**** Exercise input

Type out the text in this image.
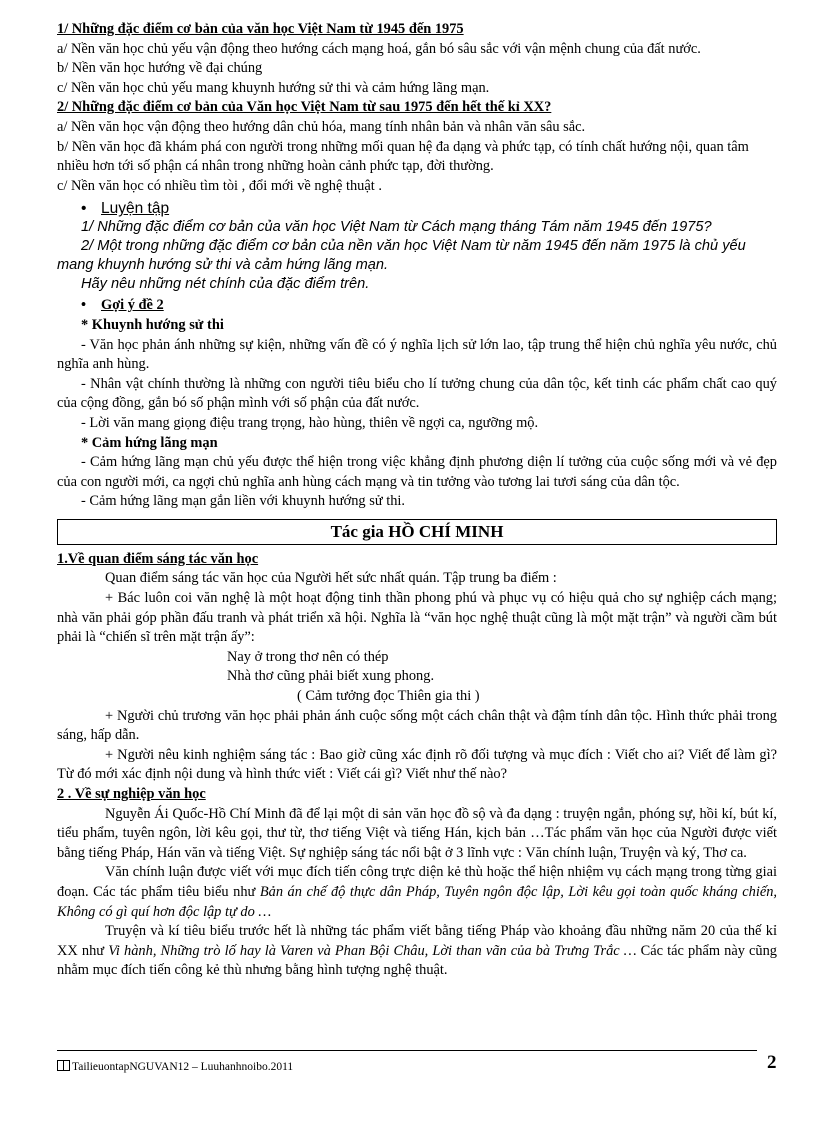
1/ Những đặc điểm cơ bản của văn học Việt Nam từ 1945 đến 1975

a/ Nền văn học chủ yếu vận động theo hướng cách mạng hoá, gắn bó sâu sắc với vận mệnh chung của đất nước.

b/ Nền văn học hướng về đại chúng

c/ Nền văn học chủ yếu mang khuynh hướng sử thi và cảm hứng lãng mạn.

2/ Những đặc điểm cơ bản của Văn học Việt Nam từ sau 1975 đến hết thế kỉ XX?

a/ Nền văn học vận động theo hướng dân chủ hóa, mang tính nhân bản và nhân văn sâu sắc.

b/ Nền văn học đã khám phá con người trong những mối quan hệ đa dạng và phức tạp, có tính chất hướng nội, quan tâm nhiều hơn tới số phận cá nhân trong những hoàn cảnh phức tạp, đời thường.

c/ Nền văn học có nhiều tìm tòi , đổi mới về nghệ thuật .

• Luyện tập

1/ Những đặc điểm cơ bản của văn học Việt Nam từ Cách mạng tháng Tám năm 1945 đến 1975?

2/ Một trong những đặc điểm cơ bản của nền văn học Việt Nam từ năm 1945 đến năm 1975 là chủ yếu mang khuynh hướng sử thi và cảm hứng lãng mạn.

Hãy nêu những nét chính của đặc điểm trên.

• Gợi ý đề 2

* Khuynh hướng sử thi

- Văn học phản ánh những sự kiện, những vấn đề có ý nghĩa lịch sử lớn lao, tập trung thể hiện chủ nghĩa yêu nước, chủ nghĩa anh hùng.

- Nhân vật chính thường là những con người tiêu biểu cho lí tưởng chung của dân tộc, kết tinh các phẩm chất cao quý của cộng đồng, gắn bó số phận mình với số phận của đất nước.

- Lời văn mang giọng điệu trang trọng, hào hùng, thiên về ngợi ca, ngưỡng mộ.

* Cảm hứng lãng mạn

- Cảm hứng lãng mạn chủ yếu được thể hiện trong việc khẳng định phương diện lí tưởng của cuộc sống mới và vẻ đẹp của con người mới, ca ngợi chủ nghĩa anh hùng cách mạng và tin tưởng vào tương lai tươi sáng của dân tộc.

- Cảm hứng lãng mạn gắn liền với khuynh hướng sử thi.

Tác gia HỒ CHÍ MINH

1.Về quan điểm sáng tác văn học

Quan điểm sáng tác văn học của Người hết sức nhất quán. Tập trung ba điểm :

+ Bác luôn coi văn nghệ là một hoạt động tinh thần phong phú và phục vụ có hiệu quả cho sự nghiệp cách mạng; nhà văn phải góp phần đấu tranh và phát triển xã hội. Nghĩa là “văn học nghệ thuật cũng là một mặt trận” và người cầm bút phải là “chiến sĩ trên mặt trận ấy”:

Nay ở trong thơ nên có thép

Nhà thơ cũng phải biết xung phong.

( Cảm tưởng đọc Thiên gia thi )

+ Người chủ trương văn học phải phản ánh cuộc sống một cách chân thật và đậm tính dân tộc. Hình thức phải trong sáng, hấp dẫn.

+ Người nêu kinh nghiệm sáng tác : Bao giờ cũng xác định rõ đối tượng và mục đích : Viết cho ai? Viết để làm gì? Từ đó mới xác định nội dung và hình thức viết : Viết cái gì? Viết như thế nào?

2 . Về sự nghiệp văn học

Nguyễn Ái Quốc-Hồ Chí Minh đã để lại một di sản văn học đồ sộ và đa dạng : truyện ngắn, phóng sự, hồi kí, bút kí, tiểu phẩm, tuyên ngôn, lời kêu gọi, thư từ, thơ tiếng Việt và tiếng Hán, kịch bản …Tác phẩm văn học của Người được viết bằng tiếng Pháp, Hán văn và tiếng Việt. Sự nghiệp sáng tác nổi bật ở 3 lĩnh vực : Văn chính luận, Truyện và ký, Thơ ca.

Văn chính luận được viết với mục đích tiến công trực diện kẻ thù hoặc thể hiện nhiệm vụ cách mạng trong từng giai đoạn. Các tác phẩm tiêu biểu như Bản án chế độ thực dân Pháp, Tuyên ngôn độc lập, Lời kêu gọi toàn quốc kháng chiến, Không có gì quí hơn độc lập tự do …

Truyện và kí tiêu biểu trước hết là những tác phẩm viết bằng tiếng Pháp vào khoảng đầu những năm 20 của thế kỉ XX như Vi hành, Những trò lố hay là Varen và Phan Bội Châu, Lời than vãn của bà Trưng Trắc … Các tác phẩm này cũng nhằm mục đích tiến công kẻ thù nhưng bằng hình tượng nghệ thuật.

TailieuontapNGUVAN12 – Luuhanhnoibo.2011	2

********

> [Aim of the task]: Extract all lines of the records above that include "chung".

> [Result]:
a/ Nền văn học chủ yếu vận động theo hướng cách mạng hoá, gắn bó sâu sắc với vận mệnh chung của đất nước.
- Nhân vật chính thường là những con người tiêu biểu cho lí tưởng chung của dân tộc, kết tinh các phẩm chất cao quý của cộng đồng, gắn bó số phận mình với số phận của đất nước.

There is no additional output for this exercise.